ENTRIES SHOWN:
- - -

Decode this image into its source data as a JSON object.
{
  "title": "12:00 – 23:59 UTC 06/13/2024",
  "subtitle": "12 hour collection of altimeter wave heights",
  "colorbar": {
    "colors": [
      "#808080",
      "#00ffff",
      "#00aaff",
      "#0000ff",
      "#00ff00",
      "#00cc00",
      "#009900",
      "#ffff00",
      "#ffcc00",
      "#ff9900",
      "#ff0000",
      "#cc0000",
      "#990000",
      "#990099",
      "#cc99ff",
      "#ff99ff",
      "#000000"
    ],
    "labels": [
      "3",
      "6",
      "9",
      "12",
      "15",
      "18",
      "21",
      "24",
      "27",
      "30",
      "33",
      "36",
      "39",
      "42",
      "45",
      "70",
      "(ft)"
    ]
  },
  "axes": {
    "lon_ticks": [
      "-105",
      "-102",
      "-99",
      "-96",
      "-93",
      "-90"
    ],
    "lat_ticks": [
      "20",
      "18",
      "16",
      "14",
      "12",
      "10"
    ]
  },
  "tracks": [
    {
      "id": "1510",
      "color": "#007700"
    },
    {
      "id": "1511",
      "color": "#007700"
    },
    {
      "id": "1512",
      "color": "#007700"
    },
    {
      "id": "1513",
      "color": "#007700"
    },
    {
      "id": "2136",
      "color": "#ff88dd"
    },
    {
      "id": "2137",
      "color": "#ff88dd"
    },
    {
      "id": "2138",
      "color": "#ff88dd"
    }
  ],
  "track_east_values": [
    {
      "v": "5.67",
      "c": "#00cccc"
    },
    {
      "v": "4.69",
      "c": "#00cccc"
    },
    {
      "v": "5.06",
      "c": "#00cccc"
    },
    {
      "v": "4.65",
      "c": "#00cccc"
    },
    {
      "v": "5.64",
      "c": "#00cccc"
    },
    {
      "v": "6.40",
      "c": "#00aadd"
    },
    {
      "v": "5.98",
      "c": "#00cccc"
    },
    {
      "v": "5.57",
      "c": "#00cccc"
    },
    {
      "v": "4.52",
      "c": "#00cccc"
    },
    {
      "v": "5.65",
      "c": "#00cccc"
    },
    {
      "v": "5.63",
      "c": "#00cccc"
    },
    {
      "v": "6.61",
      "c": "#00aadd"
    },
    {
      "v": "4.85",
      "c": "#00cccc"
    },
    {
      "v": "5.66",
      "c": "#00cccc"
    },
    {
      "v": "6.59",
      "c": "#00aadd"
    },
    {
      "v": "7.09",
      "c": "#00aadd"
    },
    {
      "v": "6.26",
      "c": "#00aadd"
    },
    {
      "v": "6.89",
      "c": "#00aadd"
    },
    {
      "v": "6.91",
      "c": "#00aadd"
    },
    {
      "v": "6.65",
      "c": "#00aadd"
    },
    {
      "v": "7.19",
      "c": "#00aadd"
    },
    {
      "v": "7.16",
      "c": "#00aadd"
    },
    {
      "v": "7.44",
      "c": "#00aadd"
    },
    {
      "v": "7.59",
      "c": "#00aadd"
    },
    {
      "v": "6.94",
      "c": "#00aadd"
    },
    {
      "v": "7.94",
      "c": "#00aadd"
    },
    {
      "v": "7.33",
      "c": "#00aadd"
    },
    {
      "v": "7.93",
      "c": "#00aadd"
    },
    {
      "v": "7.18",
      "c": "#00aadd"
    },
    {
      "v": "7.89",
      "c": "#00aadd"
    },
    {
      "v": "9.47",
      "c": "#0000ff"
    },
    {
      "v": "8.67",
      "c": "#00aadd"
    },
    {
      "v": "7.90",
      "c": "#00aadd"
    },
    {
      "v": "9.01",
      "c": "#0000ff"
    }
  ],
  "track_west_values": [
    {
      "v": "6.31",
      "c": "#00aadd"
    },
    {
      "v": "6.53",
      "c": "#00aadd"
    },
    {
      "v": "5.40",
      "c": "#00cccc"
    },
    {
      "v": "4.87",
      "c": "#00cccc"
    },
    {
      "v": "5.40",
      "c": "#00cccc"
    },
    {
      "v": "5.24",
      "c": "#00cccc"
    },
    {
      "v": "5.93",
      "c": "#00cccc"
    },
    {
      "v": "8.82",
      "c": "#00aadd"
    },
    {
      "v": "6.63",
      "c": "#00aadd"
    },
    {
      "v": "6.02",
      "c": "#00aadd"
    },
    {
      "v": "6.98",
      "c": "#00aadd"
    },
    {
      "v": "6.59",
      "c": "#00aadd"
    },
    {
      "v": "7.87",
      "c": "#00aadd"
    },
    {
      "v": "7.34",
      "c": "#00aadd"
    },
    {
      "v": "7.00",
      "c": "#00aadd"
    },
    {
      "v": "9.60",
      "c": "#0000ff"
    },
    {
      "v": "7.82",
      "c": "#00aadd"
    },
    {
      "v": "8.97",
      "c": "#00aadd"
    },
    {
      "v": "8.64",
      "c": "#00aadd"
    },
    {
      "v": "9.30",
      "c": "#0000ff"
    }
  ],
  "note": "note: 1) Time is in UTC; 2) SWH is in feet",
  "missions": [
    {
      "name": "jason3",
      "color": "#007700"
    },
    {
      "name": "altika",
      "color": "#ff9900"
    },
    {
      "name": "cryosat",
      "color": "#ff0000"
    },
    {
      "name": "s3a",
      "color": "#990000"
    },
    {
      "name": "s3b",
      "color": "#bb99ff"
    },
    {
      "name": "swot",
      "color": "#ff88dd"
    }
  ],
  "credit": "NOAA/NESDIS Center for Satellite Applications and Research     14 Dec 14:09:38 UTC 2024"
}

- - -

OBJECTIVE: Return every line of the material exactly.

SOLUTION BELOW:
Decode this image into its source data as a JSON object.
{
  "title": "12:00 – 23:59 UTC 06/13/2024",
  "subtitle": "12 hour collection of altimeter wave heights",
  "colorbar": {
    "colors": [
      "#808080",
      "#00ffff",
      "#00aaff",
      "#0000ff",
      "#00ff00",
      "#00cc00",
      "#009900",
      "#ffff00",
      "#ffcc00",
      "#ff9900",
      "#ff0000",
      "#cc0000",
      "#990000",
      "#990099",
      "#cc99ff",
      "#ff99ff",
      "#000000"
    ],
    "labels": [
      "3",
      "6",
      "9",
      "12",
      "15",
      "18",
      "21",
      "24",
      "27",
      "30",
      "33",
      "36",
      "39",
      "42",
      "45",
      "70",
      "(ft)"
    ]
  },
  "axes": {
    "lon_ticks": [
      "-105",
      "-102",
      "-99",
      "-96",
      "-93",
      "-90"
    ],
    "lat_ticks": [
      "20",
      "18",
      "16",
      "14",
      "12",
      "10"
    ]
  },
  "tracks": [
    {
      "id": "1510",
      "color": "#007700"
    },
    {
      "id": "1511",
      "color": "#007700"
    },
    {
      "id": "1512",
      "color": "#007700"
    },
    {
      "id": "1513",
      "color": "#007700"
    },
    {
      "id": "2136",
      "color": "#ff88dd"
    },
    {
      "id": "2137",
      "color": "#ff88dd"
    },
    {
      "id": "2138",
      "color": "#ff88dd"
    }
  ],
  "track_east_values": [
    {
      "v": "5.67",
      "c": "#00cccc"
    },
    {
      "v": "4.69",
      "c": "#00cccc"
    },
    {
      "v": "5.06",
      "c": "#00cccc"
    },
    {
      "v": "4.65",
      "c": "#00cccc"
    },
    {
      "v": "5.64",
      "c": "#00cccc"
    },
    {
      "v": "6.40",
      "c": "#00aadd"
    },
    {
      "v": "5.98",
      "c": "#00cccc"
    },
    {
      "v": "5.57",
      "c": "#00cccc"
    },
    {
      "v": "4.52",
      "c": "#00cccc"
    },
    {
      "v": "5.65",
      "c": "#00cccc"
    },
    {
      "v": "5.63",
      "c": "#00cccc"
    },
    {
      "v": "6.61",
      "c": "#00aadd"
    },
    {
      "v": "4.85",
      "c": "#00cccc"
    },
    {
      "v": "5.66",
      "c": "#00cccc"
    },
    {
      "v": "6.59",
      "c": "#00aadd"
    },
    {
      "v": "7.09",
      "c": "#00aadd"
    },
    {
      "v": "6.26",
      "c": "#00aadd"
    },
    {
      "v": "6.89",
      "c": "#00aadd"
    },
    {
      "v": "6.91",
      "c": "#00aadd"
    },
    {
      "v": "6.65",
      "c": "#00aadd"
    },
    {
      "v": "7.19",
      "c": "#00aadd"
    },
    {
      "v": "7.16",
      "c": "#00aadd"
    },
    {
      "v": "7.44",
      "c": "#00aadd"
    },
    {
      "v": "7.59",
      "c": "#00aadd"
    },
    {
      "v": "6.94",
      "c": "#00aadd"
    },
    {
      "v": "7.94",
      "c": "#00aadd"
    },
    {
      "v": "7.33",
      "c": "#00aadd"
    },
    {
      "v": "7.93",
      "c": "#00aadd"
    },
    {
      "v": "7.18",
      "c": "#00aadd"
    },
    {
      "v": "7.89",
      "c": "#00aadd"
    },
    {
      "v": "9.47",
      "c": "#0000ff"
    },
    {
      "v": "8.67",
      "c": "#00aadd"
    },
    {
      "v": "7.90",
      "c": "#00aadd"
    },
    {
      "v": "9.01",
      "c": "#0000ff"
    }
  ],
  "track_west_values": [
    {
      "v": "6.31",
      "c": "#00aadd"
    },
    {
      "v": "6.53",
      "c": "#00aadd"
    },
    {
      "v": "5.40",
      "c": "#00cccc"
    },
    {
      "v": "4.87",
      "c": "#00cccc"
    },
    {
      "v": "5.40",
      "c": "#00cccc"
    },
    {
      "v": "5.24",
      "c": "#00cccc"
    },
    {
      "v": "5.93",
      "c": "#00cccc"
    },
    {
      "v": "8.82",
      "c": "#00aadd"
    },
    {
      "v": "6.63",
      "c": "#00aadd"
    },
    {
      "v": "6.02",
      "c": "#00aadd"
    },
    {
      "v": "6.98",
      "c": "#00aadd"
    },
    {
      "v": "6.59",
      "c": "#00aadd"
    },
    {
      "v": "7.87",
      "c": "#00aadd"
    },
    {
      "v": "7.34",
      "c": "#00aadd"
    },
    {
      "v": "7.00",
      "c": "#00aadd"
    },
    {
      "v": "9.60",
      "c": "#0000ff"
    },
    {
      "v": "7.82",
      "c": "#00aadd"
    },
    {
      "v": "8.97",
      "c": "#00aadd"
    },
    {
      "v": "8.64",
      "c": "#00aadd"
    },
    {
      "v": "9.30",
      "c": "#0000ff"
    }
  ],
  "note": "note: 1) Time is in UTC; 2) SWH is in feet",
  "missions": [
    {
      "name": "jason3",
      "color": "#007700"
    },
    {
      "name": "altika",
      "color": "#ff9900"
    },
    {
      "name": "cryosat",
      "color": "#ff0000"
    },
    {
      "name": "s3a",
      "color": "#990000"
    },
    {
      "name": "s3b",
      "color": "#bb99ff"
    },
    {
      "name": "swot",
      "color": "#ff88dd"
    }
  ],
  "credit": "NOAA/NESDIS Center for Satellite Applications and Research     14 Dec 14:09:38 UTC 2024"
}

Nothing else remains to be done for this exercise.